Collected data

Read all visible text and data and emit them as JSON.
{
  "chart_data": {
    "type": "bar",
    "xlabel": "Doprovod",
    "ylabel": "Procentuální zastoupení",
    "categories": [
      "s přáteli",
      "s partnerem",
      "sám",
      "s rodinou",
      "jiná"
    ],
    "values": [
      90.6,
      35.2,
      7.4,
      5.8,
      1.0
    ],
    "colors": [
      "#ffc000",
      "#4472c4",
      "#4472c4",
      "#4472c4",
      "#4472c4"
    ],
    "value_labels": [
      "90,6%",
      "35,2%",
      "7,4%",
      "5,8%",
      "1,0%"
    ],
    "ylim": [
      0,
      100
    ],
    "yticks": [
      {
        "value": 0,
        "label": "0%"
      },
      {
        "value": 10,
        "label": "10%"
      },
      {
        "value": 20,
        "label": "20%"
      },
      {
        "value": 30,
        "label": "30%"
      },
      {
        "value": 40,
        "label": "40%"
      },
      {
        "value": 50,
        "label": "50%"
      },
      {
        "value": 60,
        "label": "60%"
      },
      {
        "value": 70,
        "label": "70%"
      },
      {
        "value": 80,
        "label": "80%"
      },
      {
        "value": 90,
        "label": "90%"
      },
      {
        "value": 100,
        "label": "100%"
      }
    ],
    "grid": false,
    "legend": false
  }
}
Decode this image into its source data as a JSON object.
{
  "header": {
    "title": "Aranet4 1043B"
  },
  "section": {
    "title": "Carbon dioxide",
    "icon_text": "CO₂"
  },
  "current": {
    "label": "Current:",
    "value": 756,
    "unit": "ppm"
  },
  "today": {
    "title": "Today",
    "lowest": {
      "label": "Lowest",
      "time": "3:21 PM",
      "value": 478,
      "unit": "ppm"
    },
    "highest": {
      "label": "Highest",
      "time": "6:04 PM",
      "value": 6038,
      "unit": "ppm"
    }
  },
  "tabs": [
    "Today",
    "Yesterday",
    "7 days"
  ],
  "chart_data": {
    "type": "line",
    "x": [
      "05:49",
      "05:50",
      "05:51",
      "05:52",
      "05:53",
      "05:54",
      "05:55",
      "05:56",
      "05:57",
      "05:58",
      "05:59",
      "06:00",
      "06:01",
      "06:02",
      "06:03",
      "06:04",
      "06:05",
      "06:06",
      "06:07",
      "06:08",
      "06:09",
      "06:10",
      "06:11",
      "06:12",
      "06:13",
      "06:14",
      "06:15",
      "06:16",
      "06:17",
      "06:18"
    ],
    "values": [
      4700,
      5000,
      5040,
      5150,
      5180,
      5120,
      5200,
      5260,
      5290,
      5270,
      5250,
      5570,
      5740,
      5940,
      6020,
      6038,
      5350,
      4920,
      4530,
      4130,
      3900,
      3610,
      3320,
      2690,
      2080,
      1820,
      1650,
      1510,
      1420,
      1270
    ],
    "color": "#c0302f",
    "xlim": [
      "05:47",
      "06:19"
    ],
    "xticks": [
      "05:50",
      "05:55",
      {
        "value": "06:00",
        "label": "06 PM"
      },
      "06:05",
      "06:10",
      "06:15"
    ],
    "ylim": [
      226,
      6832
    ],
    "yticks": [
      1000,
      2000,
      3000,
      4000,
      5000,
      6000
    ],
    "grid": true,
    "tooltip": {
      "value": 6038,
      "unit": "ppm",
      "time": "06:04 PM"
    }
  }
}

> Work to complete: Extract all the material, leaving every line as it is.

> Complete output:
Read all visible text and data and emit them as JSON.
{
  "chart_data": {
    "type": "bar",
    "xlabel": "Doprovod",
    "ylabel": "Procentuální zastoupení",
    "categories": [
      "s přáteli",
      "s partnerem",
      "sám",
      "s rodinou",
      "jiná"
    ],
    "values": [
      90.6,
      35.2,
      7.4,
      5.8,
      1.0
    ],
    "colors": [
      "#ffc000",
      "#4472c4",
      "#4472c4",
      "#4472c4",
      "#4472c4"
    ],
    "value_labels": [
      "90,6%",
      "35,2%",
      "7,4%",
      "5,8%",
      "1,0%"
    ],
    "ylim": [
      0,
      100
    ],
    "yticks": [
      {
        "value": 0,
        "label": "0%"
      },
      {
        "value": 10,
        "label": "10%"
      },
      {
        "value": 20,
        "label": "20%"
      },
      {
        "value": 30,
        "label": "30%"
      },
      {
        "value": 40,
        "label": "40%"
      },
      {
        "value": 50,
        "label": "50%"
      },
      {
        "value": 60,
        "label": "60%"
      },
      {
        "value": 70,
        "label": "70%"
      },
      {
        "value": 80,
        "label": "80%"
      },
      {
        "value": 90,
        "label": "90%"
      },
      {
        "value": 100,
        "label": "100%"
      }
    ],
    "grid": false,
    "legend": false
  }
}
Decode this image into its source data as a JSON object.
{
  "header": {
    "title": "Aranet4 1043B"
  },
  "section": {
    "title": "Carbon dioxide",
    "icon_text": "CO₂"
  },
  "current": {
    "label": "Current:",
    "value": 756,
    "unit": "ppm"
  },
  "today": {
    "title": "Today",
    "lowest": {
      "label": "Lowest",
      "time": "3:21 PM",
      "value": 478,
      "unit": "ppm"
    },
    "highest": {
      "label": "Highest",
      "time": "6:04 PM",
      "value": 6038,
      "unit": "ppm"
    }
  },
  "tabs": [
    "Today",
    "Yesterday",
    "7 days"
  ],
  "chart_data": {
    "type": "line",
    "x": [
      "05:49",
      "05:50",
      "05:51",
      "05:52",
      "05:53",
      "05:54",
      "05:55",
      "05:56",
      "05:57",
      "05:58",
      "05:59",
      "06:00",
      "06:01",
      "06:02",
      "06:03",
      "06:04",
      "06:05",
      "06:06",
      "06:07",
      "06:08",
      "06:09",
      "06:10",
      "06:11",
      "06:12",
      "06:13",
      "06:14",
      "06:15",
      "06:16",
      "06:17",
      "06:18"
    ],
    "values": [
      4700,
      5000,
      5040,
      5150,
      5180,
      5120,
      5200,
      5260,
      5290,
      5270,
      5250,
      5570,
      5740,
      5940,
      6020,
      6038,
      5350,
      4920,
      4530,
      4130,
      3900,
      3610,
      3320,
      2690,
      2080,
      1820,
      1650,
      1510,
      1420,
      1270
    ],
    "color": "#c0302f",
    "xlim": [
      "05:47",
      "06:19"
    ],
    "xticks": [
      "05:50",
      "05:55",
      {
        "value": "06:00",
        "label": "06 PM"
      },
      "06:05",
      "06:10",
      "06:15"
    ],
    "ylim": [
      226,
      6832
    ],
    "yticks": [
      1000,
      2000,
      3000,
      4000,
      5000,
      6000
    ],
    "grid": true,
    "tooltip": {
      "value": 6038,
      "unit": "ppm",
      "time": "06:04 PM"
    }
  }
}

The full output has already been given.